-------- Provided records --------
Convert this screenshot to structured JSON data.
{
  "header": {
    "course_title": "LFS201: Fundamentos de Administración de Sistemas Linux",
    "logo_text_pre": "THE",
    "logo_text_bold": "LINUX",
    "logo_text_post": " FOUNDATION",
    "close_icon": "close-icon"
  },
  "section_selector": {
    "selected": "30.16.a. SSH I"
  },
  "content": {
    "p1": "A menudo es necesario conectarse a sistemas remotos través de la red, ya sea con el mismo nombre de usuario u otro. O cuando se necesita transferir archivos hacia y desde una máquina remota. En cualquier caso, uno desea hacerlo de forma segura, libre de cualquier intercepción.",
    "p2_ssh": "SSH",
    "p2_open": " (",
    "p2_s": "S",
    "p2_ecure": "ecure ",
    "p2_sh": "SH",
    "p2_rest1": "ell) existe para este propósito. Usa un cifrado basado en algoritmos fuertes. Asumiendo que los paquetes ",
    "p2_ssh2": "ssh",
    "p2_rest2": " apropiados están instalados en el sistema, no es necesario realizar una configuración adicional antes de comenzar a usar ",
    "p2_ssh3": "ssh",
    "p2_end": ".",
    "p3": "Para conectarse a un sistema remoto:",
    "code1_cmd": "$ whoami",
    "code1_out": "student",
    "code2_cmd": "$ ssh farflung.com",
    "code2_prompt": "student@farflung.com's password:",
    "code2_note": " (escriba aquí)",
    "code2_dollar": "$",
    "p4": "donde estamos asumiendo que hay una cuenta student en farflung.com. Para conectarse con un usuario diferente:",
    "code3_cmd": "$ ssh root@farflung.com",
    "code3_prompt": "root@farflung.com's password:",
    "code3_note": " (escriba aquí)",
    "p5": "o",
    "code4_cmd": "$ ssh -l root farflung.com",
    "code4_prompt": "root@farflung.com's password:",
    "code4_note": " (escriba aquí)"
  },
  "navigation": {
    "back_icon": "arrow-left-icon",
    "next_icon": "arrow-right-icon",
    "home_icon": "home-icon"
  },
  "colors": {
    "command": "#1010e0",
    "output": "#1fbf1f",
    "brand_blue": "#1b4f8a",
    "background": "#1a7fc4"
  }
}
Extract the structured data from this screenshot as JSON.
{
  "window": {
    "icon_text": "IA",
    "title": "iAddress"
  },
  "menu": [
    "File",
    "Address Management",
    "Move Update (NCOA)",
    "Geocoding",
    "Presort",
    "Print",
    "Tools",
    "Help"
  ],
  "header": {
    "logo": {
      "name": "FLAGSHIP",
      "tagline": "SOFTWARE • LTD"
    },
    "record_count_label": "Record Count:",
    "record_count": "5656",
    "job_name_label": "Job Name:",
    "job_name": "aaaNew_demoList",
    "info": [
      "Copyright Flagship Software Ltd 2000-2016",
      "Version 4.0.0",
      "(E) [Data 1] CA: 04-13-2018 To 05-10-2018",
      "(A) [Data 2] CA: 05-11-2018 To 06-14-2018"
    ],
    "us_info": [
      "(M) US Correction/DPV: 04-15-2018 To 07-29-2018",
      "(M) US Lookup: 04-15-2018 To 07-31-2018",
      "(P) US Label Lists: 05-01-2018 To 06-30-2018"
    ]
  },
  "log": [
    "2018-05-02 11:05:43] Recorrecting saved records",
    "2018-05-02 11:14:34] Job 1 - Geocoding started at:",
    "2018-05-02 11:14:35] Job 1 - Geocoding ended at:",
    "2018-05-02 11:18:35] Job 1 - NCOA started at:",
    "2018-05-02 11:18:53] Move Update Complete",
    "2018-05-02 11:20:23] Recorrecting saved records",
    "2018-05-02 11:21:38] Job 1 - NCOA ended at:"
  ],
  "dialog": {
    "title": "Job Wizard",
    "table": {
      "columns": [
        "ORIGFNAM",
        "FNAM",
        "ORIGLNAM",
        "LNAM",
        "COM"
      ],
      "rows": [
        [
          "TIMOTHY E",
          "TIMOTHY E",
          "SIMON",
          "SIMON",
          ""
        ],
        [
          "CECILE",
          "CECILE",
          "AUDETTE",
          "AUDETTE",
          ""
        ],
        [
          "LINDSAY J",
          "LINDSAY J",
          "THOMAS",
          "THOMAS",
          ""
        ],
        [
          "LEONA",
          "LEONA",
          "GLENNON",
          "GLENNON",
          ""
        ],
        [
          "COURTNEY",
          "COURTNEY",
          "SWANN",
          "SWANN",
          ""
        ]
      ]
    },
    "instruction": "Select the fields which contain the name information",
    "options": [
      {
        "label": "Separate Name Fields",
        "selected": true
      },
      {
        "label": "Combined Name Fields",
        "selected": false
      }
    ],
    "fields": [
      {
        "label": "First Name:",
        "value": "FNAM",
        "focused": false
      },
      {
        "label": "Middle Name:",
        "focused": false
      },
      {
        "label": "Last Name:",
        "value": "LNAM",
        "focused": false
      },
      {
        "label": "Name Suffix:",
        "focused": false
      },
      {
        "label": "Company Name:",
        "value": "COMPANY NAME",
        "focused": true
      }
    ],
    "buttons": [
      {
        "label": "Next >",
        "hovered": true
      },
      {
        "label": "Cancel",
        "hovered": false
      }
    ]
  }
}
--------
» Exercise prompt
Scan the material above. Copy each line that holds the word "true".

» Final result
        "selected": true
        "focused": true
        "hovered": true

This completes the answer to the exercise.